> SET TASK: Show all lines from the data that include the word "使用率及增长率".

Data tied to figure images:
====
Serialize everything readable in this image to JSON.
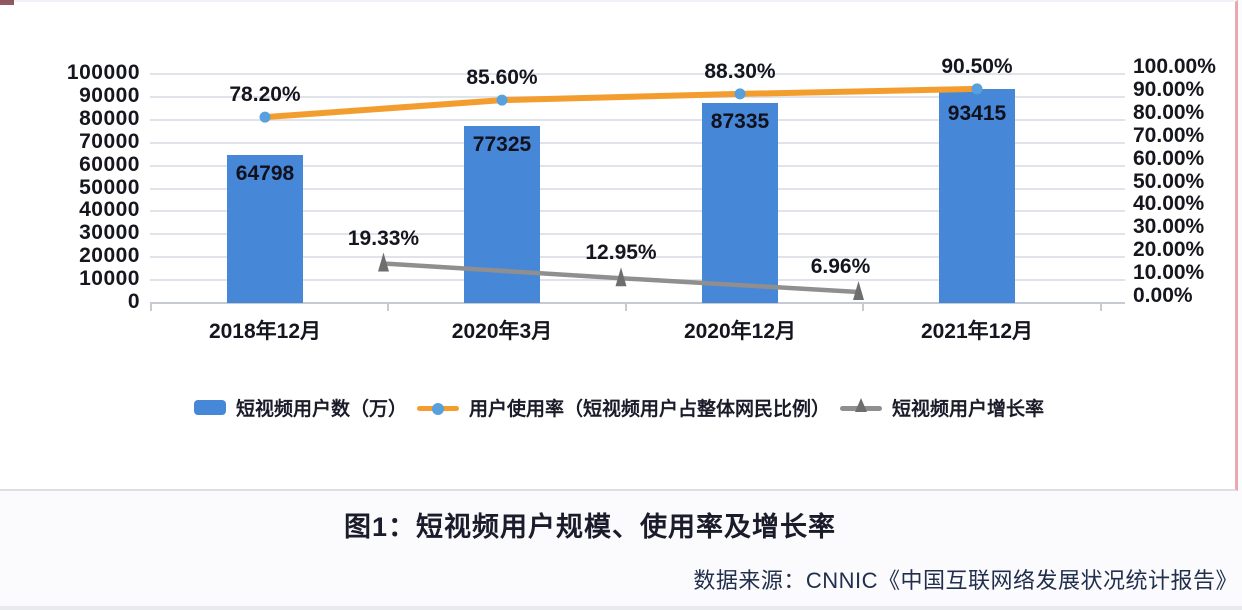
{
  "chart_data": {
    "type": "bar",
    "subtype": "combo-bar-line",
    "categories": [
      "2018年12月",
      "2020年3月",
      "2020年12月",
      "2021年12月"
    ],
    "series": [
      {
        "name": "短视频用户数（万）",
        "type": "bar",
        "axis": "left",
        "values": [
          64798,
          77325,
          87335,
          93415
        ],
        "labels": [
          "64798",
          "77325",
          "87335",
          "93415"
        ],
        "color": "#4687D7"
      },
      {
        "name": "用户使用率（短视频用户占整体网民比例）",
        "type": "line",
        "axis": "right",
        "values": [
          78.2,
          85.6,
          88.3,
          90.5
        ],
        "labels": [
          "78.20%",
          "85.60%",
          "88.30%",
          "90.50%"
        ],
        "color": "#F49D2F",
        "marker": "circle",
        "marker_color": "#57A0DD"
      },
      {
        "name": "短视频用户增长率",
        "type": "line",
        "axis": "right",
        "position": "between-categories",
        "values": [
          19.33,
          12.95,
          6.96
        ],
        "labels": [
          "19.33%",
          "12.95%",
          "6.96%"
        ],
        "color": "#8F8F8F",
        "marker": "triangle",
        "marker_color": "#6E6E6E"
      }
    ],
    "left_axis": {
      "min": 0,
      "max": 100000,
      "step": 10000,
      "ticks": [
        "100000",
        "90000",
        "80000",
        "70000",
        "60000",
        "50000",
        "40000",
        "30000",
        "20000",
        "10000",
        "0"
      ]
    },
    "right_axis": {
      "min": 0,
      "max": 100,
      "step": 10,
      "ticks": [
        "100.00%",
        "90.00%",
        "80.00%",
        "70.00%",
        "60.00%",
        "50.00%",
        "40.00%",
        "30.00%",
        "20.00%",
        "10.00%",
        "0.00%"
      ]
    },
    "grid": true,
    "legend_position": "bottom",
    "title": "图1：短视频用户规模、使用率及增长率"
  },
  "caption": "图1：短视频用户规模、使用率及增长率",
  "source": "数据来源：CNNIC《中国互联网络发展状况统计报告》",
  "colors": {
    "bar_blue": "#4687D7",
    "usage_orange": "#F49D2F",
    "usage_dot_blue": "#57A0DD",
    "growth_gray": "#8F8F8F",
    "text_dark": "#15151F",
    "gridline": "#E0E3E9",
    "scan_mark_red": "#D6626C"
  }
}
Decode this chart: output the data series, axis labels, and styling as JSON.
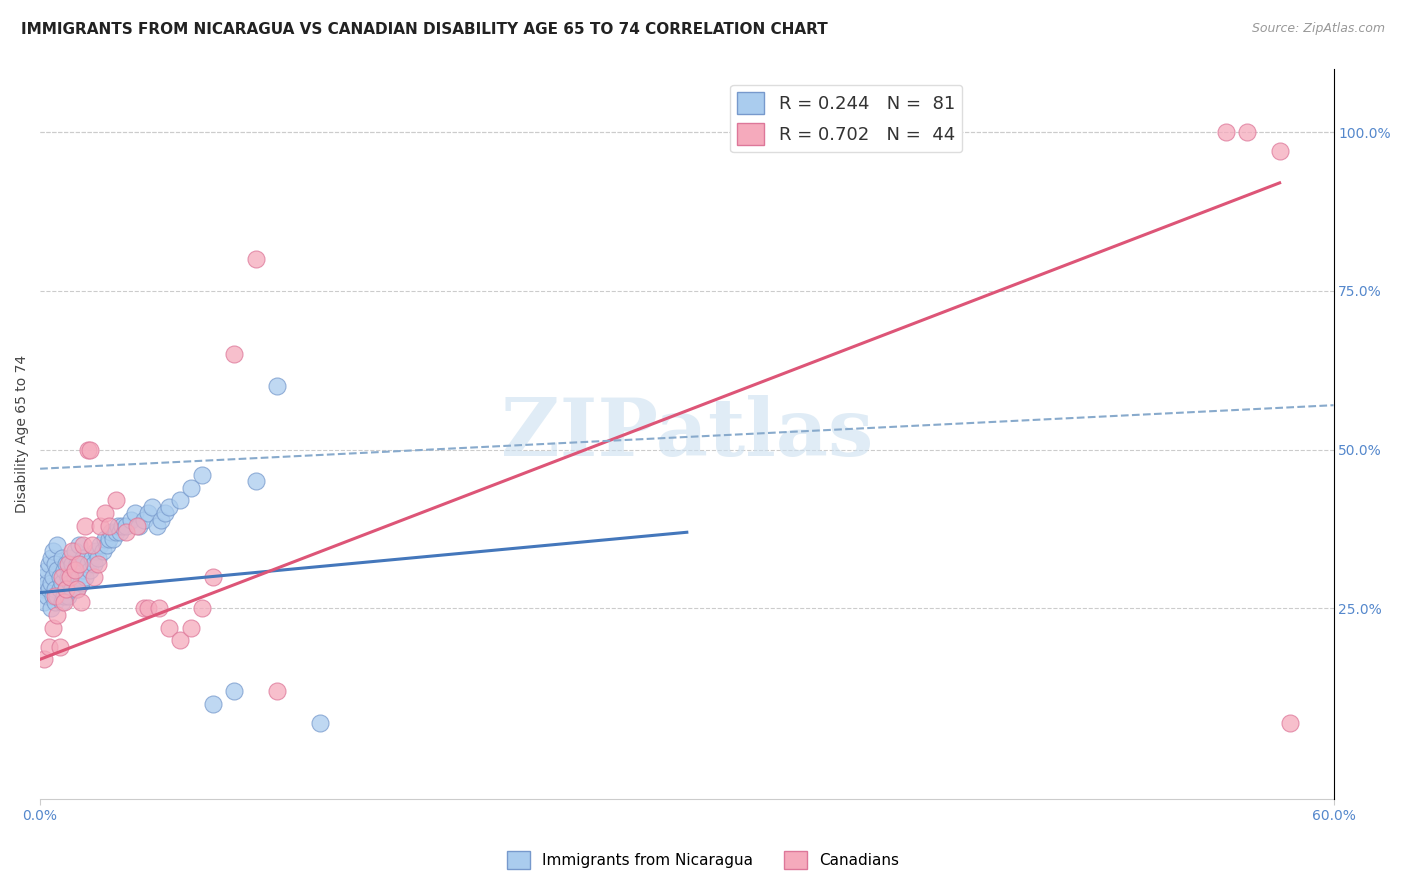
{
  "title": "IMMIGRANTS FROM NICARAGUA VS CANADIAN DISABILITY AGE 65 TO 74 CORRELATION CHART",
  "source": "Source: ZipAtlas.com",
  "ylabel": "Disability Age 65 to 74",
  "yticks": [
    "25.0%",
    "50.0%",
    "75.0%",
    "100.0%"
  ],
  "ytick_vals": [
    0.25,
    0.5,
    0.75,
    1.0
  ],
  "xmin": 0.0,
  "xmax": 0.6,
  "ymin": -0.05,
  "ymax": 1.1,
  "legend_r1": "R = 0.244",
  "legend_n1": "N =  81",
  "legend_r2": "R = 0.702",
  "legend_n2": "N =  44",
  "blue_color": "#aaccee",
  "pink_color": "#f5aabc",
  "blue_edge": "#7799cc",
  "pink_edge": "#dd7799",
  "trend_blue": "#4477bb",
  "trend_pink": "#dd5577",
  "trend_dashed_color": "#88aacc",
  "blue_scatter_x": [
    0.001,
    0.002,
    0.002,
    0.003,
    0.003,
    0.003,
    0.004,
    0.004,
    0.005,
    0.005,
    0.005,
    0.006,
    0.006,
    0.006,
    0.007,
    0.007,
    0.007,
    0.008,
    0.008,
    0.008,
    0.009,
    0.009,
    0.01,
    0.01,
    0.01,
    0.011,
    0.011,
    0.012,
    0.012,
    0.013,
    0.013,
    0.014,
    0.014,
    0.015,
    0.015,
    0.016,
    0.016,
    0.017,
    0.017,
    0.018,
    0.018,
    0.019,
    0.02,
    0.02,
    0.021,
    0.022,
    0.023,
    0.024,
    0.025,
    0.026,
    0.027,
    0.028,
    0.029,
    0.03,
    0.031,
    0.032,
    0.033,
    0.034,
    0.035,
    0.036,
    0.037,
    0.038,
    0.04,
    0.042,
    0.044,
    0.046,
    0.048,
    0.05,
    0.052,
    0.054,
    0.056,
    0.058,
    0.06,
    0.065,
    0.07,
    0.075,
    0.08,
    0.09,
    0.1,
    0.11,
    0.13
  ],
  "blue_scatter_y": [
    0.28,
    0.26,
    0.3,
    0.27,
    0.29,
    0.31,
    0.28,
    0.32,
    0.25,
    0.29,
    0.33,
    0.27,
    0.3,
    0.34,
    0.26,
    0.28,
    0.32,
    0.27,
    0.31,
    0.35,
    0.28,
    0.3,
    0.26,
    0.29,
    0.33,
    0.27,
    0.31,
    0.28,
    0.32,
    0.27,
    0.3,
    0.29,
    0.33,
    0.28,
    0.32,
    0.3,
    0.34,
    0.28,
    0.32,
    0.3,
    0.35,
    0.29,
    0.31,
    0.33,
    0.3,
    0.32,
    0.31,
    0.33,
    0.32,
    0.34,
    0.33,
    0.35,
    0.34,
    0.36,
    0.35,
    0.36,
    0.37,
    0.36,
    0.37,
    0.38,
    0.37,
    0.38,
    0.38,
    0.39,
    0.4,
    0.38,
    0.39,
    0.4,
    0.41,
    0.38,
    0.39,
    0.4,
    0.41,
    0.42,
    0.44,
    0.46,
    0.1,
    0.12,
    0.45,
    0.6,
    0.07
  ],
  "pink_scatter_x": [
    0.002,
    0.004,
    0.006,
    0.007,
    0.008,
    0.009,
    0.01,
    0.011,
    0.012,
    0.013,
    0.014,
    0.015,
    0.016,
    0.017,
    0.018,
    0.019,
    0.02,
    0.021,
    0.022,
    0.023,
    0.024,
    0.025,
    0.027,
    0.028,
    0.03,
    0.032,
    0.035,
    0.04,
    0.045,
    0.048,
    0.05,
    0.055,
    0.06,
    0.065,
    0.07,
    0.075,
    0.08,
    0.09,
    0.1,
    0.11,
    0.55,
    0.56,
    0.575,
    0.58
  ],
  "pink_scatter_y": [
    0.17,
    0.19,
    0.22,
    0.27,
    0.24,
    0.19,
    0.3,
    0.26,
    0.28,
    0.32,
    0.3,
    0.34,
    0.31,
    0.28,
    0.32,
    0.26,
    0.35,
    0.38,
    0.5,
    0.5,
    0.35,
    0.3,
    0.32,
    0.38,
    0.4,
    0.38,
    0.42,
    0.37,
    0.38,
    0.25,
    0.25,
    0.25,
    0.22,
    0.2,
    0.22,
    0.25,
    0.3,
    0.65,
    0.8,
    0.12,
    1.0,
    1.0,
    0.97,
    0.07
  ],
  "blue_trend_x": [
    0.0,
    0.3
  ],
  "blue_trend_y": [
    0.275,
    0.37
  ],
  "pink_trend_x": [
    0.0,
    0.575
  ],
  "pink_trend_y": [
    0.17,
    0.92
  ],
  "dashed_trend_x": [
    0.0,
    0.6
  ],
  "dashed_trend_y": [
    0.47,
    0.57
  ],
  "watermark": "ZIPatlas",
  "title_fontsize": 11,
  "axis_label_fontsize": 10,
  "tick_fontsize": 10
}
====
> OUTPUT:
    "title": "图1：短视频用户规模、使用率及增长率"
  "caption": "图1：短视频用户规模、使用率及增长率",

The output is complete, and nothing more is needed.